## [Task objective]
Write the material out again exactly as it stands.

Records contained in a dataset
****

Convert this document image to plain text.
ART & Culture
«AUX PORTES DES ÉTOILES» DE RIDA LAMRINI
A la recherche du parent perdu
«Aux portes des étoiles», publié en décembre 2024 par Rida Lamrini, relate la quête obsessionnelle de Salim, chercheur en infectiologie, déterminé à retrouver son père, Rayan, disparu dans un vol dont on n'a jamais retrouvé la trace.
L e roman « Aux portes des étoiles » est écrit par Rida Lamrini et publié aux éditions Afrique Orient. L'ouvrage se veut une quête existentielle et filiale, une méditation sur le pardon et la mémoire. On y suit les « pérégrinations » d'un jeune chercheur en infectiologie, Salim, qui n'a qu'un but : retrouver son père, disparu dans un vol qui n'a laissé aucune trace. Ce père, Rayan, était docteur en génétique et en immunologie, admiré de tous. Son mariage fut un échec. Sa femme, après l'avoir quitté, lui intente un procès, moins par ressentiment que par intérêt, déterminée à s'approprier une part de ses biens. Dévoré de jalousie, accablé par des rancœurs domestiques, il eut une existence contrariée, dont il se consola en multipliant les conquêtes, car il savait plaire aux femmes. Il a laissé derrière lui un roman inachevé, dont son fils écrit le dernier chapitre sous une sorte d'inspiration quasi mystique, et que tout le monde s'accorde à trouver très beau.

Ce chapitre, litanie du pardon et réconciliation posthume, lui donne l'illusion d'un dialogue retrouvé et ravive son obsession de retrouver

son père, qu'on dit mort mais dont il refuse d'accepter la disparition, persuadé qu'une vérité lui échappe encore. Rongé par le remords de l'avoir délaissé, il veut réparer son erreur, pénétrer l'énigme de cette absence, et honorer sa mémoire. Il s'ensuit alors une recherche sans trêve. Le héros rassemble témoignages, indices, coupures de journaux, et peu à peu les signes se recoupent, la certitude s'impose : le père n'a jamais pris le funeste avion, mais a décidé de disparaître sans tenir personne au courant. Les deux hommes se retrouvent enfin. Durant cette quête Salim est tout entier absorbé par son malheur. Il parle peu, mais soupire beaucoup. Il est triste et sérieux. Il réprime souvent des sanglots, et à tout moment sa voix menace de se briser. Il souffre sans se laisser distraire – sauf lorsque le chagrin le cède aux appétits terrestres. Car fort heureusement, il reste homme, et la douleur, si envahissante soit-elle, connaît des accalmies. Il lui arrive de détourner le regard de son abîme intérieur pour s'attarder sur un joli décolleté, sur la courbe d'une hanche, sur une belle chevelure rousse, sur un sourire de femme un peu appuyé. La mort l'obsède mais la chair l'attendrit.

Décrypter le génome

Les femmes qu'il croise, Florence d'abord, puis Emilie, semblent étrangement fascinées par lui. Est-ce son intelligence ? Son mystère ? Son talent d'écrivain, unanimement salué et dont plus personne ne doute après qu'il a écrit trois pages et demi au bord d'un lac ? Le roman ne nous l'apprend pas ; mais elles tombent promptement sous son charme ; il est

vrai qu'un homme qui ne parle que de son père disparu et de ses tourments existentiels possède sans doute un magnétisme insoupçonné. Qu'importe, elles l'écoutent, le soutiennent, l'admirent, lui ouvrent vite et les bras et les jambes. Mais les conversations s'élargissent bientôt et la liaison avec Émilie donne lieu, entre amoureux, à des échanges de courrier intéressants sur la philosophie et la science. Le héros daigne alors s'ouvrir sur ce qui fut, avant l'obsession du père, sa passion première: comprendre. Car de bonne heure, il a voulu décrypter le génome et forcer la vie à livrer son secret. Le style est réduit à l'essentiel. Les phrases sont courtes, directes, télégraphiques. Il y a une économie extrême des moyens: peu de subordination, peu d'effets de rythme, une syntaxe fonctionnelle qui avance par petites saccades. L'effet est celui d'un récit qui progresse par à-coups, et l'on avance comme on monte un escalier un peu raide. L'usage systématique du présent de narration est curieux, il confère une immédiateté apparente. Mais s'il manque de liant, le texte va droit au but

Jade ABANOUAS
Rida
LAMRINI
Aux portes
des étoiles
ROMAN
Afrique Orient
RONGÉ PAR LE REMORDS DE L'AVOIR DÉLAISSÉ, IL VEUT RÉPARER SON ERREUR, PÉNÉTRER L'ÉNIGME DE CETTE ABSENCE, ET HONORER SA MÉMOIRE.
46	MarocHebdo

****

## [Expected answer]
Convert this document image to plain text.
ART & Culture
«AUX PORTES DES ÉTOILES» DE RIDA LAMRINI
A la recherche du parent perdu
«Aux portes des étoiles», publié en décembre 2024 par Rida Lamrini, relate la quête obsessionnelle de Salim, chercheur en infectiologie, déterminé à retrouver son père, Rayan, disparu dans un vol dont on n'a jamais retrouvé la trace.
L e roman « Aux portes des étoiles » est écrit par Rida Lamrini et publié aux éditions Afrique Orient. L'ouvrage se veut une quête existentielle et filiale, une méditation sur le pardon et la mémoire. On y suit les « pérégrinations » d'un jeune chercheur en infectiologie, Salim, qui n'a qu'un but : retrouver son père, disparu dans un vol qui n'a laissé aucune trace. Ce père, Rayan, était docteur en génétique et en immunologie, admiré de tous. Son mariage fut un échec. Sa femme, après l'avoir quitté, lui intente un procès, moins par ressentiment que par intérêt, déterminée à s'approprier une part de ses biens. Dévoré de jalousie, accablé par des rancœurs domestiques, il eut une existence contrariée, dont il se consola en multipliant les conquêtes, car il savait plaire aux femmes. Il a laissé derrière lui un roman inachevé, dont son fils écrit le dernier chapitre sous une sorte d'inspiration quasi mystique, et que tout le monde s'accorde à trouver très beau.

Ce chapitre, litanie du pardon et réconciliation posthume, lui donne l'illusion d'un dialogue retrouvé et ravive son obsession de retrouver

son père, qu'on dit mort mais dont il refuse d'accepter la disparition, persuadé qu'une vérité lui échappe encore. Rongé par le remords de l'avoir délaissé, il veut réparer son erreur, pénétrer l'énigme de cette absence, et honorer sa mémoire. Il s'ensuit alors une recherche sans trêve. Le héros rassemble témoignages, indices, coupures de journaux, et peu à peu les signes se recoupent, la certitude s'impose : le père n'a jamais pris le funeste avion, mais a décidé de disparaître sans tenir personne au courant. Les deux hommes se retrouvent enfin. Durant cette quête Salim est tout entier absorbé par son malheur. Il parle peu, mais soupire beaucoup. Il est triste et sérieux. Il réprime souvent des sanglots, et à tout moment sa voix menace de se briser. Il souffre sans se laisser distraire – sauf lorsque le chagrin le cède aux appétits terrestres. Car fort heureusement, il reste homme, et la douleur, si envahissante soit-elle, connaît des accalmies. Il lui arrive de détourner le regard de son abîme intérieur pour s'attarder sur un joli décolleté, sur la courbe d'une hanche, sur une belle chevelure rousse, sur un sourire de femme un peu appuyé. La mort l'obsède mais la chair l'attendrit.

Décrypter le génome

Les femmes qu'il croise, Florence d'abord, puis Emilie, semblent étrangement fascinées par lui. Est-ce son intelligence ? Son mystère ? Son talent d'écrivain, unanimement salué et dont plus personne ne doute après qu'il a écrit trois pages et demi au bord d'un lac ? Le roman ne nous l'apprend pas ; mais elles tombent promptement sous son charme ; il est

vrai qu'un homme qui ne parle que de son père disparu et de ses tourments existentiels possède sans doute un magnétisme insoupçonné. Qu'importe, elles l'écoutent, le soutiennent, l'admirent, lui ouvrent vite et les bras et les jambes. Mais les conversations s'élargissent bientôt et la liaison avec Émilie donne lieu, entre amoureux, à des échanges de courrier intéressants sur la philosophie et la science. Le héros daigne alors s'ouvrir sur ce qui fut, avant l'obsession du père, sa passion première: comprendre. Car de bonne heure, il a voulu décrypter le génome et forcer la vie à livrer son secret. Le style est réduit à l'essentiel. Les phrases sont courtes, directes, télégraphiques. Il y a une économie extrême des moyens: peu de subordination, peu d'effets de rythme, une syntaxe fonctionnelle qui avance par petites saccades. L'effet est celui d'un récit qui progresse par à-coups, et l'on avance comme on monte un escalier un peu raide. L'usage systématique du présent de narration est curieux, il confère une immédiateté apparente. Mais s'il manque de liant, le texte va droit au but

Jade ABANOUAS
Rida
LAMRINI
Aux portes
des étoiles
ROMAN
Afrique Orient
RONGÉ PAR LE REMORDS DE L'AVOIR DÉLAISSÉ, IL VEUT RÉPARER SON ERREUR, PÉNÉTRER L'ÉNIGME DE CETTE ABSENCE, ET HONORER SA MÉMOIRE.
46	MarocHebdo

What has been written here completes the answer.